■ Work to be completed ■
Transcribe the entries exactly; images are not part of the copy.

■ Exercise materials ■
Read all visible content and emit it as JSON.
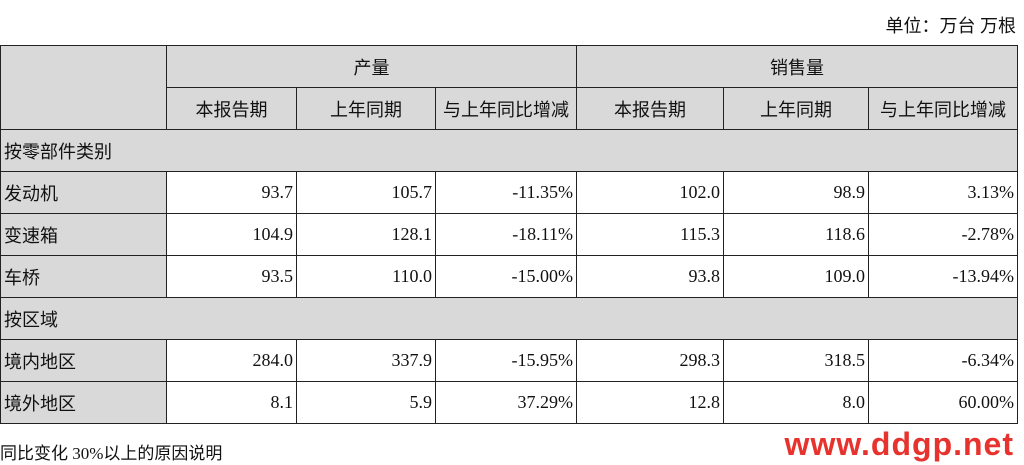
{
  "unit": "单位：万台 万根",
  "table": {
    "group_headers": [
      "产量",
      "销售量"
    ],
    "sub_headers": [
      "本报告期",
      "上年同期",
      "与上年同比增减",
      "本报告期",
      "上年同期",
      "与上年同比增减"
    ],
    "sections": [
      {
        "title": "按零部件类别",
        "rows": [
          [
            "发动机",
            "93.7",
            "105.7",
            "-11.35%",
            "102.0",
            "98.9",
            "3.13%"
          ],
          [
            "变速箱",
            "104.9",
            "128.1",
            "-18.11%",
            "115.3",
            "118.6",
            "-2.78%"
          ],
          [
            "车桥",
            "93.5",
            "110.0",
            "-15.00%",
            "93.8",
            "109.0",
            "-13.94%"
          ]
        ]
      },
      {
        "title": "按区域",
        "rows": [
          [
            "境内地区",
            "284.0",
            "337.9",
            "-15.95%",
            "298.3",
            "318.5",
            "-6.34%"
          ],
          [
            "境外地区",
            "8.1",
            "5.9",
            "37.29%",
            "12.8",
            "8.0",
            "60.00%"
          ]
        ]
      }
    ]
  },
  "footer": "同比变化 30%以上的原因说明",
  "watermark": "www.ddgp.net"
}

■ Solution to the exercise ■
Read all visible content and emit it as JSON.
{
  "unit": "单位：万台 万根",
  "table": {
    "group_headers": [
      "产量",
      "销售量"
    ],
    "sub_headers": [
      "本报告期",
      "上年同期",
      "与上年同比增减",
      "本报告期",
      "上年同期",
      "与上年同比增减"
    ],
    "sections": [
      {
        "title": "按零部件类别",
        "rows": [
          [
            "发动机",
            "93.7",
            "105.7",
            "-11.35%",
            "102.0",
            "98.9",
            "3.13%"
          ],
          [
            "变速箱",
            "104.9",
            "128.1",
            "-18.11%",
            "115.3",
            "118.6",
            "-2.78%"
          ],
          [
            "车桥",
            "93.5",
            "110.0",
            "-15.00%",
            "93.8",
            "109.0",
            "-13.94%"
          ]
        ]
      },
      {
        "title": "按区域",
        "rows": [
          [
            "境内地区",
            "284.0",
            "337.9",
            "-15.95%",
            "298.3",
            "318.5",
            "-6.34%"
          ],
          [
            "境外地区",
            "8.1",
            "5.9",
            "37.29%",
            "12.8",
            "8.0",
            "60.00%"
          ]
        ]
      }
    ]
  },
  "footer": "同比变化 30%以上的原因说明",
  "watermark": "www.ddgp.net"
}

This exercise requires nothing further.